▶ [Exercise description]: Extract every line in the entries below that contains the string "heading", copying each one in full.

Spatial layout entries:
-- Start --
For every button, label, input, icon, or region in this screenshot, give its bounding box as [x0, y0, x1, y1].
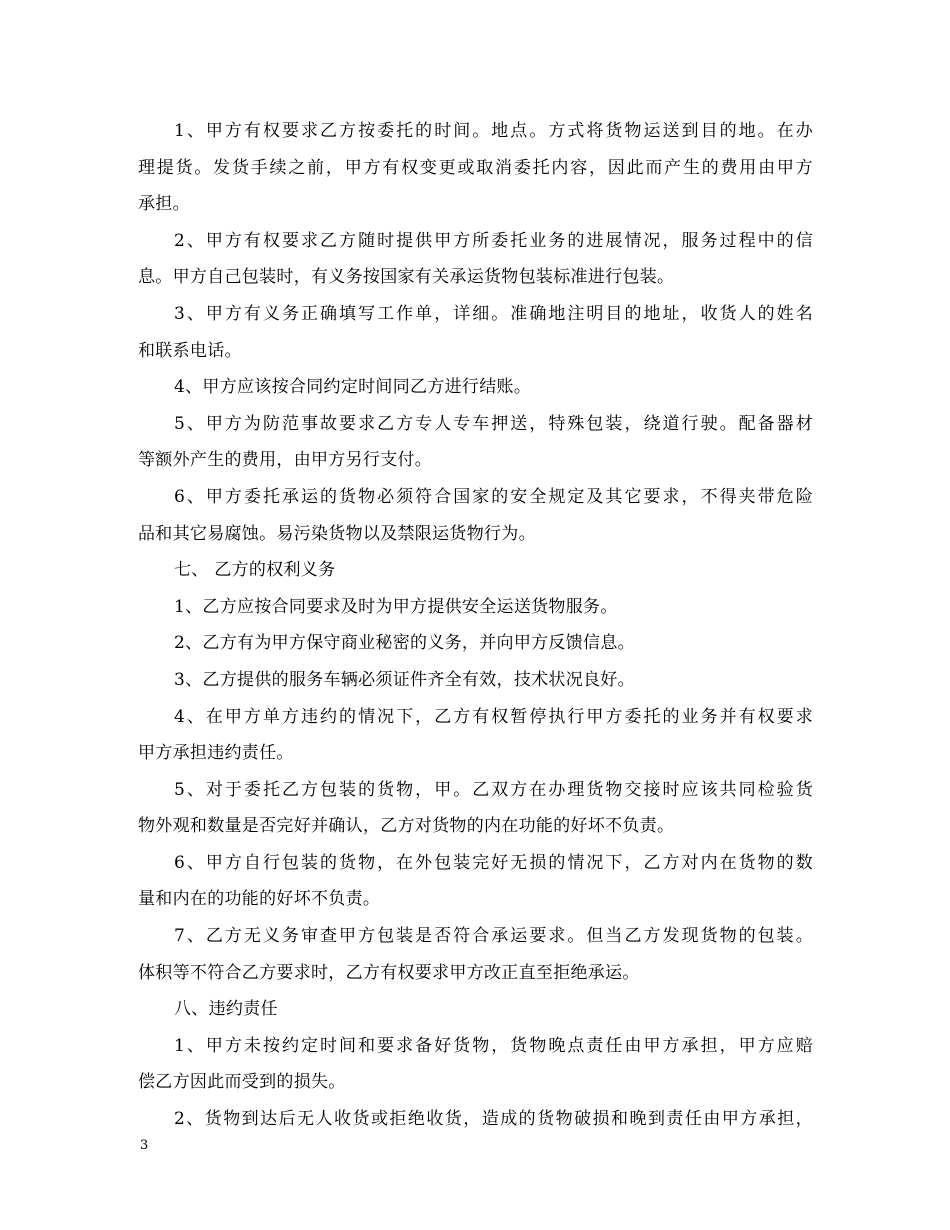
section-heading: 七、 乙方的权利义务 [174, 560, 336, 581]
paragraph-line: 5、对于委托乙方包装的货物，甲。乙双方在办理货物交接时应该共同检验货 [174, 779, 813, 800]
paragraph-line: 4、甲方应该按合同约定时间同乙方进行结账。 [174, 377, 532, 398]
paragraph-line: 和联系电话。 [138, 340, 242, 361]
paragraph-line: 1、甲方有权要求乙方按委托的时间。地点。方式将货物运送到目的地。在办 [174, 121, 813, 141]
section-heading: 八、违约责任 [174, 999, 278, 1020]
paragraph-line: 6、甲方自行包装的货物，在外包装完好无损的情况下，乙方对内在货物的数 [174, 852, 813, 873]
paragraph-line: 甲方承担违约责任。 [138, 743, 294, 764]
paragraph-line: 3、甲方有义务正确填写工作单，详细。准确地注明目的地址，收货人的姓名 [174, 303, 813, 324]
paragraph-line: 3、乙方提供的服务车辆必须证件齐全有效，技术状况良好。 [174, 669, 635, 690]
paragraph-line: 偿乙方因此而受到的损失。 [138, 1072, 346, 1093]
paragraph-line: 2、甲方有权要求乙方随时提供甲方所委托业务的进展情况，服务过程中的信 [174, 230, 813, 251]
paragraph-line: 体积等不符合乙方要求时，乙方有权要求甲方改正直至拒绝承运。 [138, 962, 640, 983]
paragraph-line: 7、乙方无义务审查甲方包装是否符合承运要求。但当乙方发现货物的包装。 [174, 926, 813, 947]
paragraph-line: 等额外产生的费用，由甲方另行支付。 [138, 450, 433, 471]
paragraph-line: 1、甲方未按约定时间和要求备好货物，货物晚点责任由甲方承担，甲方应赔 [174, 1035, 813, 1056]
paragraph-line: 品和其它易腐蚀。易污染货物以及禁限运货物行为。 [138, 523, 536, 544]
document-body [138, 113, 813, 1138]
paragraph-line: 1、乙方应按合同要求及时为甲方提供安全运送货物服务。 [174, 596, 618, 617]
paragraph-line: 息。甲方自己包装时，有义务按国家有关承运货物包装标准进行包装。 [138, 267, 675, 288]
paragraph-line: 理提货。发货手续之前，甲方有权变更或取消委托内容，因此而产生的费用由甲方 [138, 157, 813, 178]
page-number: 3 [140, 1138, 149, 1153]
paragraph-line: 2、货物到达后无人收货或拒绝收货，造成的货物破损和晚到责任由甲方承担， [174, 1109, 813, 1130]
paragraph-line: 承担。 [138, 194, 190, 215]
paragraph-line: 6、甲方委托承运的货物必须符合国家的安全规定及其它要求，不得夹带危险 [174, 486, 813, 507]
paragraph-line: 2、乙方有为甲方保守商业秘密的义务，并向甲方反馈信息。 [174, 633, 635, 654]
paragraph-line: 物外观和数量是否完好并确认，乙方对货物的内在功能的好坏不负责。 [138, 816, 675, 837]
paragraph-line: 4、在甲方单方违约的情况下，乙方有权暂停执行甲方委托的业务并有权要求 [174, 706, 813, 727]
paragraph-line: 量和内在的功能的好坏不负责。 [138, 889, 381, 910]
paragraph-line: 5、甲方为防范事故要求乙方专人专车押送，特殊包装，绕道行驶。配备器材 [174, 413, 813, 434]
-- End --
▶ [Task answer]:
section-heading: 七、 乙方的权利义务 [174, 560, 336, 581]
section-heading: 八、违约责任 [174, 999, 278, 1020]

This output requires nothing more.